### What you are asked to do
Write out all entries word for word.

### Source data
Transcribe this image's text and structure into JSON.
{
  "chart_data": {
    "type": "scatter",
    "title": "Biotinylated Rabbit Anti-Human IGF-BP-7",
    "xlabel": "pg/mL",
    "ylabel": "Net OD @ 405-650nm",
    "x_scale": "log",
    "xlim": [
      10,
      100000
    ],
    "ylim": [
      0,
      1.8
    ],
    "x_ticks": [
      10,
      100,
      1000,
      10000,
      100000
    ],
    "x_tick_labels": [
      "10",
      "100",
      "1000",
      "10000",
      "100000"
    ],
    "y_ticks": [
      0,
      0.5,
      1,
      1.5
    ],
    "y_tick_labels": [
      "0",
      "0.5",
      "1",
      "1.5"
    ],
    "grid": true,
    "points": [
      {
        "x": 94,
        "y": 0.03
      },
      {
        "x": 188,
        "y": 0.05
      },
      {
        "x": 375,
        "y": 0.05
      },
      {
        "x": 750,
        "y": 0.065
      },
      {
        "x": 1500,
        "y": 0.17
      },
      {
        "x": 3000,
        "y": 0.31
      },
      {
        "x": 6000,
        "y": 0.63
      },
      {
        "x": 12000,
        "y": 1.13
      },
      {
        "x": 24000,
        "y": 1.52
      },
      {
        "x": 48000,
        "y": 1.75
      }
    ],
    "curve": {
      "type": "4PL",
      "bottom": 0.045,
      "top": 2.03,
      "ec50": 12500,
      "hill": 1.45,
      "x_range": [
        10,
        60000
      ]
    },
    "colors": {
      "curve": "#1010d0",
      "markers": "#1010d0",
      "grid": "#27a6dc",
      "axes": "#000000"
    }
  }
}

### Response
Transcribe this image's text and structure into JSON.
{
  "chart_data": {
    "type": "scatter",
    "title": "Biotinylated Rabbit Anti-Human IGF-BP-7",
    "xlabel": "pg/mL",
    "ylabel": "Net OD @ 405-650nm",
    "x_scale": "log",
    "xlim": [
      10,
      100000
    ],
    "ylim": [
      0,
      1.8
    ],
    "x_ticks": [
      10,
      100,
      1000,
      10000,
      100000
    ],
    "x_tick_labels": [
      "10",
      "100",
      "1000",
      "10000",
      "100000"
    ],
    "y_ticks": [
      0,
      0.5,
      1,
      1.5
    ],
    "y_tick_labels": [
      "0",
      "0.5",
      "1",
      "1.5"
    ],
    "grid": true,
    "points": [
      {
        "x": 94,
        "y": 0.03
      },
      {
        "x": 188,
        "y": 0.05
      },
      {
        "x": 375,
        "y": 0.05
      },
      {
        "x": 750,
        "y": 0.065
      },
      {
        "x": 1500,
        "y": 0.17
      },
      {
        "x": 3000,
        "y": 0.31
      },
      {
        "x": 6000,
        "y": 0.63
      },
      {
        "x": 12000,
        "y": 1.13
      },
      {
        "x": 24000,
        "y": 1.52
      },
      {
        "x": 48000,
        "y": 1.75
      }
    ],
    "curve": {
      "type": "4PL",
      "bottom": 0.045,
      "top": 2.03,
      "ec50": 12500,
      "hill": 1.45,
      "x_range": [
        10,
        60000
      ]
    },
    "colors": {
      "curve": "#1010d0",
      "markers": "#1010d0",
      "grid": "#27a6dc",
      "axes": "#000000"
    }
  }
}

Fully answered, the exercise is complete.